— Items from a data source —
>>>>>
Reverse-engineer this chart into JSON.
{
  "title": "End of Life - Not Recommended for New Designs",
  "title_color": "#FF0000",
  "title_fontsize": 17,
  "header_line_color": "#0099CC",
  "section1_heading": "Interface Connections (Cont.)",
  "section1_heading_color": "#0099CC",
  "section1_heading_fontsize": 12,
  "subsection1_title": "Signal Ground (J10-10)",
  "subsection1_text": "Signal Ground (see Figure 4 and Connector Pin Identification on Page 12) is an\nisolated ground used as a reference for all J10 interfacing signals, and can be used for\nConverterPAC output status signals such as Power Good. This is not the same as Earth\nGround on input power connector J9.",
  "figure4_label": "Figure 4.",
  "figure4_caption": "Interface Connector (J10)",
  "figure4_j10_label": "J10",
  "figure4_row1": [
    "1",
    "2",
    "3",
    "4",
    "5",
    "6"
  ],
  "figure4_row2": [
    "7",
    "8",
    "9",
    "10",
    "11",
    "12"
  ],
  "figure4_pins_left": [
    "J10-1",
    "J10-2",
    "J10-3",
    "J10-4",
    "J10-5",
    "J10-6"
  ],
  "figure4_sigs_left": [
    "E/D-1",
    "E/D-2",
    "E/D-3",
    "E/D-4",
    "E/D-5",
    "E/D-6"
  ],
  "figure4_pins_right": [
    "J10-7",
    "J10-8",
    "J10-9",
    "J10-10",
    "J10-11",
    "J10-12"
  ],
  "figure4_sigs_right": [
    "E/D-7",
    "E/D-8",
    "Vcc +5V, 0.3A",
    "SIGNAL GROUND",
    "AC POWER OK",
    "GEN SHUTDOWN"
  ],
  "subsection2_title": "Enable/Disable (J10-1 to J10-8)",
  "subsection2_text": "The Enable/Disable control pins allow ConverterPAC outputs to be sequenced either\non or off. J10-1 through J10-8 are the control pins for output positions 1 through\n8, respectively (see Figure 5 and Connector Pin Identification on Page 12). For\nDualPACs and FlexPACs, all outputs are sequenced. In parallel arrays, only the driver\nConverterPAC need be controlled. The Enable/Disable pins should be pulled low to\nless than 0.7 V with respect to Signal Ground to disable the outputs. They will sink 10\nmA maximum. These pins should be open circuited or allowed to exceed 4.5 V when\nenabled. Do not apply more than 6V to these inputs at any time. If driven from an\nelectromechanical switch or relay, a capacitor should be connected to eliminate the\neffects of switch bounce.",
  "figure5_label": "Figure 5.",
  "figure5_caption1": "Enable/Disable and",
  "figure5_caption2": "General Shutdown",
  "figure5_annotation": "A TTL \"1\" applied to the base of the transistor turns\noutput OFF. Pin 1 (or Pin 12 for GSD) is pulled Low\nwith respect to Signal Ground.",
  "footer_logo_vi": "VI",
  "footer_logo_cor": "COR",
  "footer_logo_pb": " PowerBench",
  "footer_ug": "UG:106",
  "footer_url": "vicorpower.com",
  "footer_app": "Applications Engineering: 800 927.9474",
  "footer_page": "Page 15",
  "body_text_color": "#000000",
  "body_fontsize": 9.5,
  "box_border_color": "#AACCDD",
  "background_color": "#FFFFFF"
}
<<<<<
>>>>>
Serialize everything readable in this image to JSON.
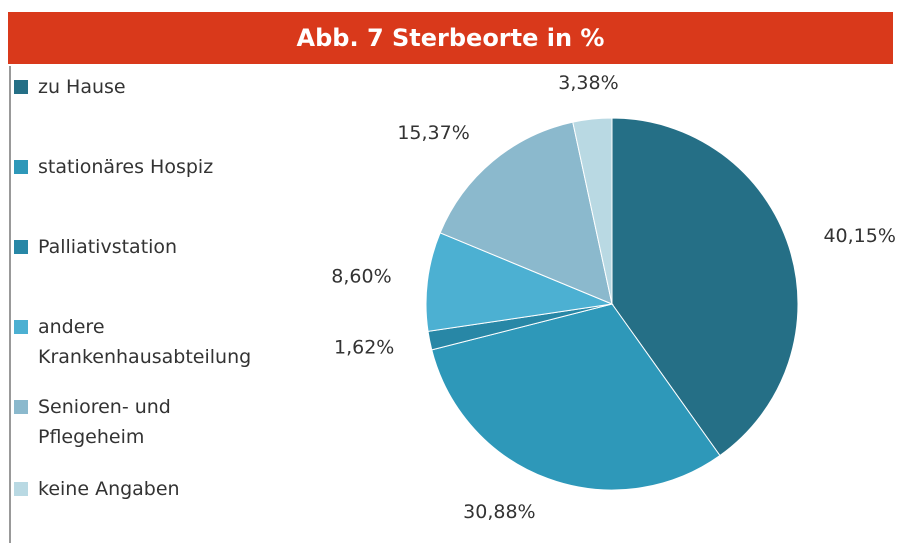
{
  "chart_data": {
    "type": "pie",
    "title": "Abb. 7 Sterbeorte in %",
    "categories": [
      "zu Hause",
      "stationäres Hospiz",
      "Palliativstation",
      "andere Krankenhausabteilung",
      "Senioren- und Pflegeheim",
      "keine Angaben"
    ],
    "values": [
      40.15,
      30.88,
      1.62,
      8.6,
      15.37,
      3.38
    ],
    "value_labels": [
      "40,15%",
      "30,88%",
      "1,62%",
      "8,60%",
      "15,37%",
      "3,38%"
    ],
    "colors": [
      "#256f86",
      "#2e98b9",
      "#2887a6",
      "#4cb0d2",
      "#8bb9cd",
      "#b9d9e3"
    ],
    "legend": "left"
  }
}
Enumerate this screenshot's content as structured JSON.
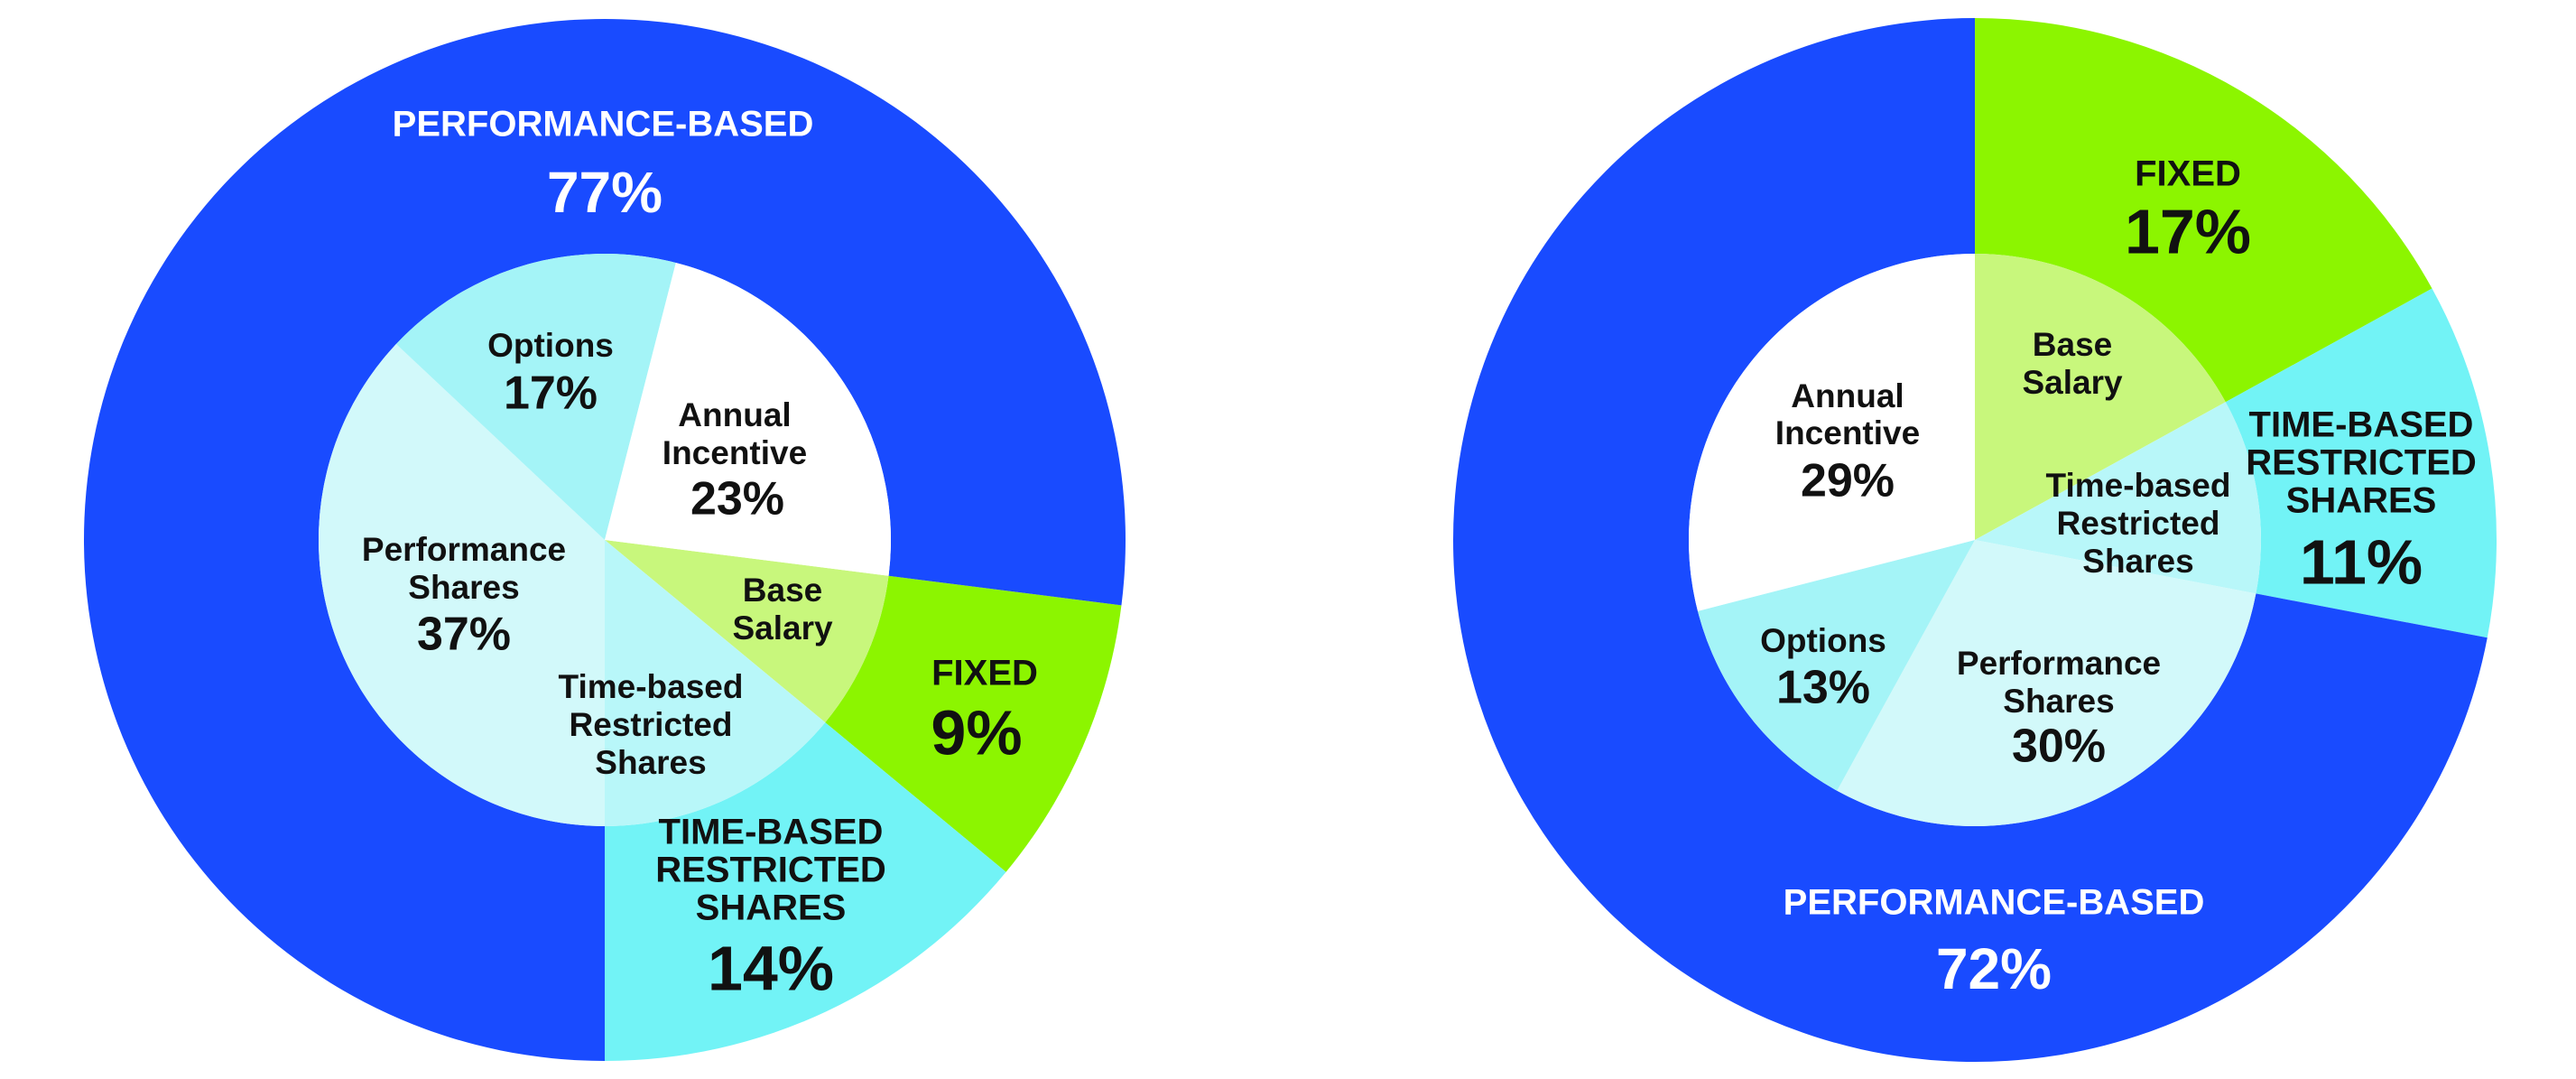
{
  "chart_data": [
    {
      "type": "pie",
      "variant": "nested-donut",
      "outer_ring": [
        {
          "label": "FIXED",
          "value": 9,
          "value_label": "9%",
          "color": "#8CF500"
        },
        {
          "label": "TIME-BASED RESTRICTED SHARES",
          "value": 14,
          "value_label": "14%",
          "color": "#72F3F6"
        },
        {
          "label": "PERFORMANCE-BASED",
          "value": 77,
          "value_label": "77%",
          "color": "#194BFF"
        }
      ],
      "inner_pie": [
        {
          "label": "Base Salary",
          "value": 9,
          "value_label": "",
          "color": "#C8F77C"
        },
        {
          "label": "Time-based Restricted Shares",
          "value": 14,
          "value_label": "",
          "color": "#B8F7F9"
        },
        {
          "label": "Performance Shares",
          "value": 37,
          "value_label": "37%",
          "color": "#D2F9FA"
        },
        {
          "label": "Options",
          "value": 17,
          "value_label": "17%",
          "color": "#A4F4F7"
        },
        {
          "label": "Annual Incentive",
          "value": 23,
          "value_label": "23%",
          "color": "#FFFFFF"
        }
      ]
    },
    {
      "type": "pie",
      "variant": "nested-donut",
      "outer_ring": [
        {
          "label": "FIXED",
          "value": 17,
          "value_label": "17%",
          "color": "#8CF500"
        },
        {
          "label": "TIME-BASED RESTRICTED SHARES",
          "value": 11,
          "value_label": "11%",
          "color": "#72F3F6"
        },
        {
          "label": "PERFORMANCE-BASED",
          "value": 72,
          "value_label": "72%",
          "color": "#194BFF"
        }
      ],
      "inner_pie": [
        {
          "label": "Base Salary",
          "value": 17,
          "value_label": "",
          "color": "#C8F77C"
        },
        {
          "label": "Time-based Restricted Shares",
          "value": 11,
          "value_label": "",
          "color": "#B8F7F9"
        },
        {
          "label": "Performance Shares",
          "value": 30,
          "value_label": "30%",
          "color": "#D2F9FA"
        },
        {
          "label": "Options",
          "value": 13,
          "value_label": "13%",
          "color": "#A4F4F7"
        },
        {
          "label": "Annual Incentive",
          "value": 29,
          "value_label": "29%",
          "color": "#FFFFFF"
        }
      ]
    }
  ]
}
<<<<<
Return each line of the listing that holds the string "JSON".

Reverse-engineer this chart into JSON.
Serialize everything readable in this image to JSON.
Enumerate this screenshot's content as structured JSON.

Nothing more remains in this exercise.